** START EXCERPT TO READ **
So how did the project go from its original goal of half a million online students and nine-figure profit margins with backing from 18 internationally recognized universities to being turned over to a private company in India as a vehicle for corporate training and communications?

The Observatory's report lays out several theories. One, offered by a professor at one of the universities that recently withdrew from the project, is that U21 Global has failed to ensure that its degree programs would be widely respected by putting curricular quality control not in the hands of its affiliated higher-learning institutions but a “quasi-independent” oversight body called U21 Pedagogica.

“Students who buy the products have no guarantee that their qualification will be recognized internationally,” the report quotes Jane Kelsey, a professor of law at the University of Auckland, as saying. “Courseware design is contracted out, not necessarily to academics from shareholding universities. There is no commitment to collegial governance, participation by the student body, or academic freedom.”

Kelsey’s complaints about the apparent lack of faculty involvement in U21’s quality assurance model echo the concerns expressed by University of Illinois professors as they fought the Global Campus’s use of adjuncts to teach their courses. The Observatory report notes that several North American universities -- New York University, the University of Michigan, and the University of Toronto -- chose not to affiliate themselves with U21 Global for similar reasons.

Philip Altbach, director of the Center for International Higher Education at Boston College and an expert on global educational consortia, said that while he lacks specific knowledge of the U21 program, he imagines it would be difficult to craft course-design and governance models that satisfy the conventions and standards of many different countries. “Putting together programs across different campuses in different countries -- with different educational traditions, different ways of measuring credits, different ideas about standards -- all of these things are not so easy to put together,” Altbach told Inside Higher Ed.

U21 Global may also have erred in setting its price substantially higher than the fees at brick-and-mortar institutions in China, one of its primary targets, the report says. According to a 2005 article by Judith Walker of the University of British Columbia, which was still affiliated with the program at the time, it cost a student in China $7,000 to enroll in a U21 Global program, while the sticker price for equivalent programs at Chinese universities averaged only $2,000.
** END EXCERPT TO READ **
** START DATA SUPPLIED **
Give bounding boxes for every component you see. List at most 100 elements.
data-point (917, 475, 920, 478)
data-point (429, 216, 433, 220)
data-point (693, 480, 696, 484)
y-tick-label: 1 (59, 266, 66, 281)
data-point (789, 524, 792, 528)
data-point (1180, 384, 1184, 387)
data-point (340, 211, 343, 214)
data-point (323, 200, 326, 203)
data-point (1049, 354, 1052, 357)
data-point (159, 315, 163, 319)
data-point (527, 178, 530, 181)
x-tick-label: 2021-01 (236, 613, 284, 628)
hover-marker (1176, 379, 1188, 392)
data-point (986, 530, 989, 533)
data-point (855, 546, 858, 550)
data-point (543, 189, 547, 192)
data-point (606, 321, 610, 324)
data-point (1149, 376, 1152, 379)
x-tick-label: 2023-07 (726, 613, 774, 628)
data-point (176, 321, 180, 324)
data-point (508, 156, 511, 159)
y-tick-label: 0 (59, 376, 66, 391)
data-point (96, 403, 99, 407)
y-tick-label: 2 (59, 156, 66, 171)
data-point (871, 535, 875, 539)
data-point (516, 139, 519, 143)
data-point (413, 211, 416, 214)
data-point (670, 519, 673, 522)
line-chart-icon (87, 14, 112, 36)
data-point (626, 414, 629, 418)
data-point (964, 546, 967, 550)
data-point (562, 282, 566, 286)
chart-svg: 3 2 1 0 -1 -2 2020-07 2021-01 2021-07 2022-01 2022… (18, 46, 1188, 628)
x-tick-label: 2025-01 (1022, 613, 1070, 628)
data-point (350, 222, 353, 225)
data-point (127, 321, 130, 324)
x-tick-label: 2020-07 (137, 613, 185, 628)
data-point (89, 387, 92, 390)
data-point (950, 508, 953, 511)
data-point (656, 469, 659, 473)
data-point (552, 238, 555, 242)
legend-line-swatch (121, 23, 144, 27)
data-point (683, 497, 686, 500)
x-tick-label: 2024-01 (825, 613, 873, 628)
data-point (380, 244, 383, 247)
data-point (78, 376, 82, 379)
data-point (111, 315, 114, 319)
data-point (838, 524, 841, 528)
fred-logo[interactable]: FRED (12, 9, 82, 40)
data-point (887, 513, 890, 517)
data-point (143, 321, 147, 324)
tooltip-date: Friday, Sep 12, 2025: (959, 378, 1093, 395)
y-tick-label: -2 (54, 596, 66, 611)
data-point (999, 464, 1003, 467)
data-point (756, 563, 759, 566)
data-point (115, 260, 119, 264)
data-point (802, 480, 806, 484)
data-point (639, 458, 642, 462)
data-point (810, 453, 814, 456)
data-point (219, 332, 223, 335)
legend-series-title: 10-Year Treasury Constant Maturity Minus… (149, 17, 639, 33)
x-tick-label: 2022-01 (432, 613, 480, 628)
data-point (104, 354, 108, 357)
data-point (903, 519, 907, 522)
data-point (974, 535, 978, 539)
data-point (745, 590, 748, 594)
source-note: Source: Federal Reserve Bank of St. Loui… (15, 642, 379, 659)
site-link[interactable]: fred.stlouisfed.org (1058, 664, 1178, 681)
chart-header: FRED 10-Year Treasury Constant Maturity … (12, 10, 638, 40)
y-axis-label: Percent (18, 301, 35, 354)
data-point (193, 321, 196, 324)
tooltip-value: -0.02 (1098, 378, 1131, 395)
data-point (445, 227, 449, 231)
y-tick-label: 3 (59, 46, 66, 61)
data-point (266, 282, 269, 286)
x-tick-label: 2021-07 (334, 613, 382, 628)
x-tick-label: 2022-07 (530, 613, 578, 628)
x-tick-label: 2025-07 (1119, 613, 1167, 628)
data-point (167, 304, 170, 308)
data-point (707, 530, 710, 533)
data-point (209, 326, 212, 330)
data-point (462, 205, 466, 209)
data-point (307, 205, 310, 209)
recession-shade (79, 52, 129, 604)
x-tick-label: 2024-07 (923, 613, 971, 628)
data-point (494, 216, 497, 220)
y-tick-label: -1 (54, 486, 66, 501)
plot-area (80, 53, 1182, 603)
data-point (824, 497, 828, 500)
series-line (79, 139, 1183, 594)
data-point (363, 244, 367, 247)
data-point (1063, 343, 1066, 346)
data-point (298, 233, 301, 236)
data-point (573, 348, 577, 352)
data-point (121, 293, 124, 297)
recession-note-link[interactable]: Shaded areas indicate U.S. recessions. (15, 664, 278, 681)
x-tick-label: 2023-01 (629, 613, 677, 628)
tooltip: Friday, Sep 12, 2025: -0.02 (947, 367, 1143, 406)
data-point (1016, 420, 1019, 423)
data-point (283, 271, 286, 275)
** END DATA SUPPLIED **
• [TASK LIST]
1 – Reproduce the part of the passage on U21 Global starting at "So how did the" and ending at "training and communications?".
2 – Arrange the entries, starting at the first line and ending at the line containing "data-point (543, 189, 547, 192)", as a JSON list of strings, one string per line, with both end lines included and blank lines left out.

• [RESULTS BY TASK]
1 –
So how did the project go from its original goal of half a million online students and nine-figure profit margins with backing from 18 internationally recognized universities to being turned over to a private company in India as a vehicle for corporate training and communications?

2 –
[
  "Give bounding boxes for every component you see. List at most 100 elements.",
  "data-point (917, 475, 920, 478)",
  "data-point (429, 216, 433, 220)",
  "data-point (693, 480, 696, 484)",
  "y-tick-label: 1 (59, 266, 66, 281)",
  "data-point (789, 524, 792, 528)",
  "data-point (1180, 384, 1184, 387)",
  "data-point (340, 211, 343, 214)",
  "data-point (323, 200, 326, 203)",
  "data-point (1049, 354, 1052, 357)",
  "data-point (159, 315, 163, 319)",
  "data-point (527, 178, 530, 181)",
  "x-tick-label: 2021-01 (236, 613, 284, 628)",
  "hover-marker (1176, 379, 1188, 392)",
  "data-point (986, 530, 989, 533)",
  "data-point (855, 546, 858, 550)",
  "data-point (543, 189, 547, 192)"
]